» **Given task**: Copy down all of the data underneath, exactly as shown.

»»

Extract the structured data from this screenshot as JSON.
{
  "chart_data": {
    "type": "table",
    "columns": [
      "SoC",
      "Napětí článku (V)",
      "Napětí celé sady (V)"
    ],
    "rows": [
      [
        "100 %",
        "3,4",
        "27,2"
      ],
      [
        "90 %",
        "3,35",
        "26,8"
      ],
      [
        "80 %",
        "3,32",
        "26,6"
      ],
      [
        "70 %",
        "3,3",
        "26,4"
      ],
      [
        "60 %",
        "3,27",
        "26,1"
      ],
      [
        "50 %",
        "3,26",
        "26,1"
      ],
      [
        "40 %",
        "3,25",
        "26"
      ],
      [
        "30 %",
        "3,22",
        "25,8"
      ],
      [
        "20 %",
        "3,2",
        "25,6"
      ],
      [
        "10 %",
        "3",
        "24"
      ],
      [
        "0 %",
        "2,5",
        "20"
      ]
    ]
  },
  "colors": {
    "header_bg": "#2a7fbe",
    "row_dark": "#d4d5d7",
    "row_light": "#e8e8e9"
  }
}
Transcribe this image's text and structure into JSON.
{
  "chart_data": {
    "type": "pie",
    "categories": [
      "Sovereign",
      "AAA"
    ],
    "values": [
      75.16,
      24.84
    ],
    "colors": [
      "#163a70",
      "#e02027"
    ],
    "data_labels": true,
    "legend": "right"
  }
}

««

» **Solution to this task**:
Extract the structured data from this screenshot as JSON.
{
  "chart_data": {
    "type": "table",
    "columns": [
      "SoC",
      "Napětí článku (V)",
      "Napětí celé sady (V)"
    ],
    "rows": [
      [
        "100 %",
        "3,4",
        "27,2"
      ],
      [
        "90 %",
        "3,35",
        "26,8"
      ],
      [
        "80 %",
        "3,32",
        "26,6"
      ],
      [
        "70 %",
        "3,3",
        "26,4"
      ],
      [
        "60 %",
        "3,27",
        "26,1"
      ],
      [
        "50 %",
        "3,26",
        "26,1"
      ],
      [
        "40 %",
        "3,25",
        "26"
      ],
      [
        "30 %",
        "3,22",
        "25,8"
      ],
      [
        "20 %",
        "3,2",
        "25,6"
      ],
      [
        "10 %",
        "3",
        "24"
      ],
      [
        "0 %",
        "2,5",
        "20"
      ]
    ]
  },
  "colors": {
    "header_bg": "#2a7fbe",
    "row_dark": "#d4d5d7",
    "row_light": "#e8e8e9"
  }
}
Transcribe this image's text and structure into JSON.
{
  "chart_data": {
    "type": "pie",
    "categories": [
      "Sovereign",
      "AAA"
    ],
    "values": [
      75.16,
      24.84
    ],
    "colors": [
      "#163a70",
      "#e02027"
    ],
    "data_labels": true,
    "legend": "right"
  }
}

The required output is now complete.